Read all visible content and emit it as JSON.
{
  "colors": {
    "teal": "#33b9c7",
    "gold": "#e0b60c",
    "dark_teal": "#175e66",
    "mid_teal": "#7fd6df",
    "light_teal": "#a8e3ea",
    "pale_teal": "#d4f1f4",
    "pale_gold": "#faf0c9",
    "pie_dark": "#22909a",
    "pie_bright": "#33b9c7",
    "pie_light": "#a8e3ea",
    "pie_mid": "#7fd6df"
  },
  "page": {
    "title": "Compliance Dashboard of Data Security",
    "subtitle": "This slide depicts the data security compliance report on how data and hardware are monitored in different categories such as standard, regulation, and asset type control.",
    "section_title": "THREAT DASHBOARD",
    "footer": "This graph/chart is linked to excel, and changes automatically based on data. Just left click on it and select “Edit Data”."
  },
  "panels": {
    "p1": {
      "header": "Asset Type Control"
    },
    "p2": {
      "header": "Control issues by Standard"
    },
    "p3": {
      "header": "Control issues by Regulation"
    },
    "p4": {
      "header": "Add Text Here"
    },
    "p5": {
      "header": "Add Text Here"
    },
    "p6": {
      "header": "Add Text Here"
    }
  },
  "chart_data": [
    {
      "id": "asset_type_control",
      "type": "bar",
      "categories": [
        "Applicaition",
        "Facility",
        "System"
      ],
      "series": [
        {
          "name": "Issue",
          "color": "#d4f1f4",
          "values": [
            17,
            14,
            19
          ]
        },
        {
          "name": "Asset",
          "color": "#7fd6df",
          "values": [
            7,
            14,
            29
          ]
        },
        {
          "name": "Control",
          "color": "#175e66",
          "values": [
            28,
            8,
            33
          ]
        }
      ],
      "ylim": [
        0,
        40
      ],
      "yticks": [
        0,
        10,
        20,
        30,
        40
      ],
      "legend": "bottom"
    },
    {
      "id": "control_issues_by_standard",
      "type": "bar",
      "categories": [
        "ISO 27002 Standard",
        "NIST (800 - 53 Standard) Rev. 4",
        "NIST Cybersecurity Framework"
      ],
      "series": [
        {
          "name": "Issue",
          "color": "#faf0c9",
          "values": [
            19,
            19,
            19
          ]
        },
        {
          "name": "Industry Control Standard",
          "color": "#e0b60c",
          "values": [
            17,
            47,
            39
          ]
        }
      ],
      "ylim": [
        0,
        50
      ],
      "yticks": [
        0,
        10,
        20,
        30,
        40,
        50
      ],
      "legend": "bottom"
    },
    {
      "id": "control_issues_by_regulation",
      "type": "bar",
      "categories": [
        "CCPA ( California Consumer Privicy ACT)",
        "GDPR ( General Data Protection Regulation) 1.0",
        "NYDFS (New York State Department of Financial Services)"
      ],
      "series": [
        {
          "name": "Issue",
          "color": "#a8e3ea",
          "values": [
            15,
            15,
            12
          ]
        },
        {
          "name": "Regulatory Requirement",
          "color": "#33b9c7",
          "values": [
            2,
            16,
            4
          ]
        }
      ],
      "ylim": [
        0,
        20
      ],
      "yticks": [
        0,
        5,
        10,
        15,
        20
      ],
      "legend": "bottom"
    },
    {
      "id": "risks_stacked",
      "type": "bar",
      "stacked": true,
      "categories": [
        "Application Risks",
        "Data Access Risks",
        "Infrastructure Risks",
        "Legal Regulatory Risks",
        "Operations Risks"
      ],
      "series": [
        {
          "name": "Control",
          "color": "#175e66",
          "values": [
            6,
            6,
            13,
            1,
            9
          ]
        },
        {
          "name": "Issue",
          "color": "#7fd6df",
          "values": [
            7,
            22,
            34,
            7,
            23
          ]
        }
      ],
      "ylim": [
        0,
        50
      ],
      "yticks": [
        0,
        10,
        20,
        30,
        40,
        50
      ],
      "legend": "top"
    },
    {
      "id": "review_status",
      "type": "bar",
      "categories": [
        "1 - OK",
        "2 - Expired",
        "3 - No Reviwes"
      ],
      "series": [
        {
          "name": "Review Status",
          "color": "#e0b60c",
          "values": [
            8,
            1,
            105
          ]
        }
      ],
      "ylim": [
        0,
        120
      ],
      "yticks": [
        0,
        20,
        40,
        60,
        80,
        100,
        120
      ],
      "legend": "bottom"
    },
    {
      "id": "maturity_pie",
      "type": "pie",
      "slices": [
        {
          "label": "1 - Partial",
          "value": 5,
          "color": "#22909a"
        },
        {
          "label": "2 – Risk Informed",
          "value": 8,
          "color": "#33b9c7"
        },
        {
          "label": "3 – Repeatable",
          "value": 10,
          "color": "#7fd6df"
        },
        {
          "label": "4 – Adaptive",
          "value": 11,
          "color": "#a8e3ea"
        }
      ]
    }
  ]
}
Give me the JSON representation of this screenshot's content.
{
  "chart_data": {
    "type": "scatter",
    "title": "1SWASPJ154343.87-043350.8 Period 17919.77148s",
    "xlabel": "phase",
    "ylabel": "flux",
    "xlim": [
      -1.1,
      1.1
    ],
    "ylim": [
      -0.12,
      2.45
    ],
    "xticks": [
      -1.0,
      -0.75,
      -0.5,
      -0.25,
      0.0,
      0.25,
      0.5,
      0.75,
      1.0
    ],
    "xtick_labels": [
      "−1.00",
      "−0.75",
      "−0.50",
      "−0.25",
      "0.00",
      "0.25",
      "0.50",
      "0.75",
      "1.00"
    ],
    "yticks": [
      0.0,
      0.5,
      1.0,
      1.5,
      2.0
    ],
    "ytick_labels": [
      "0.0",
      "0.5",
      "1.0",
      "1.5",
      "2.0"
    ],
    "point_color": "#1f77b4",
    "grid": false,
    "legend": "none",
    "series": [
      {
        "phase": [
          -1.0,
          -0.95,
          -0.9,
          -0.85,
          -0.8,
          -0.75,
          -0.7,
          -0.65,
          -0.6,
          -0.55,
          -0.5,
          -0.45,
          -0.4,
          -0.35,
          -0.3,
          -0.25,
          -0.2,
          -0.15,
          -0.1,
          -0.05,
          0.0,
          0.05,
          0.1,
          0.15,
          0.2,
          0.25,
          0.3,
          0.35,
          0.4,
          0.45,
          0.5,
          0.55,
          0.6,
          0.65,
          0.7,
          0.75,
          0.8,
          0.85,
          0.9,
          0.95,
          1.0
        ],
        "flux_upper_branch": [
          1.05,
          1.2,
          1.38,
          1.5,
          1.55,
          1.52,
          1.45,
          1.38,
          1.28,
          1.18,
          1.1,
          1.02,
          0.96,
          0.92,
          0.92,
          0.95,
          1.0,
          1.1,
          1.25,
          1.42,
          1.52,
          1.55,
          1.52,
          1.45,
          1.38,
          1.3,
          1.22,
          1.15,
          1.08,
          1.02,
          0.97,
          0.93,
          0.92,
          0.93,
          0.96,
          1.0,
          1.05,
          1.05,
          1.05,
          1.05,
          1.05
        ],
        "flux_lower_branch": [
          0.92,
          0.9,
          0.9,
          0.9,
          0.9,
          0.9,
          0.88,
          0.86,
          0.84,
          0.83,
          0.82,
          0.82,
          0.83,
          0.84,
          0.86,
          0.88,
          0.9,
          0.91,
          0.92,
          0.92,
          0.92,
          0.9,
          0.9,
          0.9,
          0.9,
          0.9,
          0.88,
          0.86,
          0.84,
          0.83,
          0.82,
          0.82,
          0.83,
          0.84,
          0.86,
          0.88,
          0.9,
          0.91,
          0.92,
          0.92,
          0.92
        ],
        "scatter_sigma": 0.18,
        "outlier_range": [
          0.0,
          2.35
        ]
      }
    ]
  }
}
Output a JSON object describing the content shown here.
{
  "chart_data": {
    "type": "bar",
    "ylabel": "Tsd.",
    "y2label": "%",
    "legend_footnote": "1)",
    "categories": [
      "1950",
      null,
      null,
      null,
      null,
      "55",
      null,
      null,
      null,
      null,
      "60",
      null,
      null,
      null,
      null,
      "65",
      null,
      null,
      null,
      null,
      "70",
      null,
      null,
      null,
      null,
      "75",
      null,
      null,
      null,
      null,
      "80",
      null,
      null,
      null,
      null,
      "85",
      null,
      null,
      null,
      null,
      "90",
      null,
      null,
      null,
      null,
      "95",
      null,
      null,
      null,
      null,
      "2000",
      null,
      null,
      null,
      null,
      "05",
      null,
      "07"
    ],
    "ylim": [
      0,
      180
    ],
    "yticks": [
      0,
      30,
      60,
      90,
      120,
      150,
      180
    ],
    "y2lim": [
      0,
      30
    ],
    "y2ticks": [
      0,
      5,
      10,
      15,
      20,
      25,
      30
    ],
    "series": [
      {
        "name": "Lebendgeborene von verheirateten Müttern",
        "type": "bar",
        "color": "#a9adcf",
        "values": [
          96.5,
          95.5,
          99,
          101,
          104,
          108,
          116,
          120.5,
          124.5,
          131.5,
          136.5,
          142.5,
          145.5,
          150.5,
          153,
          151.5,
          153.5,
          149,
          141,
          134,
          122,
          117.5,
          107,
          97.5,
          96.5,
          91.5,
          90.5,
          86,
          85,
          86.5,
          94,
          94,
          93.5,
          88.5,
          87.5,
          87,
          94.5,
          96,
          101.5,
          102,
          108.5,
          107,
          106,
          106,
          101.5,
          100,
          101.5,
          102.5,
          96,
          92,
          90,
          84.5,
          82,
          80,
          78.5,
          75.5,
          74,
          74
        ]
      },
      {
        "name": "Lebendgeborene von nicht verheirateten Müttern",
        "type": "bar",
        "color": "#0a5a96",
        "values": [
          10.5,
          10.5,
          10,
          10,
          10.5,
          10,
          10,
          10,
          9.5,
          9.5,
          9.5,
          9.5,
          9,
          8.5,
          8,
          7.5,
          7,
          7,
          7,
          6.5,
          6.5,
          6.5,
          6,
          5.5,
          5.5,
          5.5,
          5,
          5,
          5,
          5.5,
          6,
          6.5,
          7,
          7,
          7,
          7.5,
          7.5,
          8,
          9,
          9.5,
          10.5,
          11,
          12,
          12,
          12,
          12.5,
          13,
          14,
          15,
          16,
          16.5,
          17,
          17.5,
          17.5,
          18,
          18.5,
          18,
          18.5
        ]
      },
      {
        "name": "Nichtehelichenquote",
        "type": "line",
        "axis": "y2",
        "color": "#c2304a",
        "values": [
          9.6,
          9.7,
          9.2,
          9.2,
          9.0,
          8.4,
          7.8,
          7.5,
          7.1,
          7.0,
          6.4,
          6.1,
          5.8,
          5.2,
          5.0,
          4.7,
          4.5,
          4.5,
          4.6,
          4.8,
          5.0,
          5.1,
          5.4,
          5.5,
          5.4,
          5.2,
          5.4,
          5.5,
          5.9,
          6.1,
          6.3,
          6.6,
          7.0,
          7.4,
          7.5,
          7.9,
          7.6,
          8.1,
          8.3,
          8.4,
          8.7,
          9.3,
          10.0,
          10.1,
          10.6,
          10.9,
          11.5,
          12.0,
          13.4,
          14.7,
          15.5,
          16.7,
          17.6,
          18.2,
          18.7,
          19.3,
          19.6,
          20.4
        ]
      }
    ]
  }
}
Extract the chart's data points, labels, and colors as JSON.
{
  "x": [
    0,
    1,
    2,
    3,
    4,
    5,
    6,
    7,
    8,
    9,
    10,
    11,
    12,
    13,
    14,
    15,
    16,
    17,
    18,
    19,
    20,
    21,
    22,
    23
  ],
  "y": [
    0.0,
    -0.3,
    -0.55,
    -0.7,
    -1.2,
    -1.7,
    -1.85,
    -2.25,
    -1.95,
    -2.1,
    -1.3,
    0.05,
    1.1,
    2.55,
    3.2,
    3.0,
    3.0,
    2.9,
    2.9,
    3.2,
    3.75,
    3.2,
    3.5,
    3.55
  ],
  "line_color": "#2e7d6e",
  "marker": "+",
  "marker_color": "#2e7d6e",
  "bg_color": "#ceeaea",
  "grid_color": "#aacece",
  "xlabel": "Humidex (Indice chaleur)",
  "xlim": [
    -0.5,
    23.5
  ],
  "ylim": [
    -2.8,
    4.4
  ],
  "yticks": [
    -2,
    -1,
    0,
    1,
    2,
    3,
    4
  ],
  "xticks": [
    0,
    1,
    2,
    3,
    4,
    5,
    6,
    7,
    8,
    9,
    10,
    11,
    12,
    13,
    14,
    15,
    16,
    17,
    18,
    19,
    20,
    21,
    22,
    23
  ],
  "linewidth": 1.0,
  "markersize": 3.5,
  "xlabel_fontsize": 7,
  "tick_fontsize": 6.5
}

▸ REQUEST: How many lines in these entries contain the string "colors"? State the number and nothing more.

▸ ANSWER TO THE PROBLEM: 2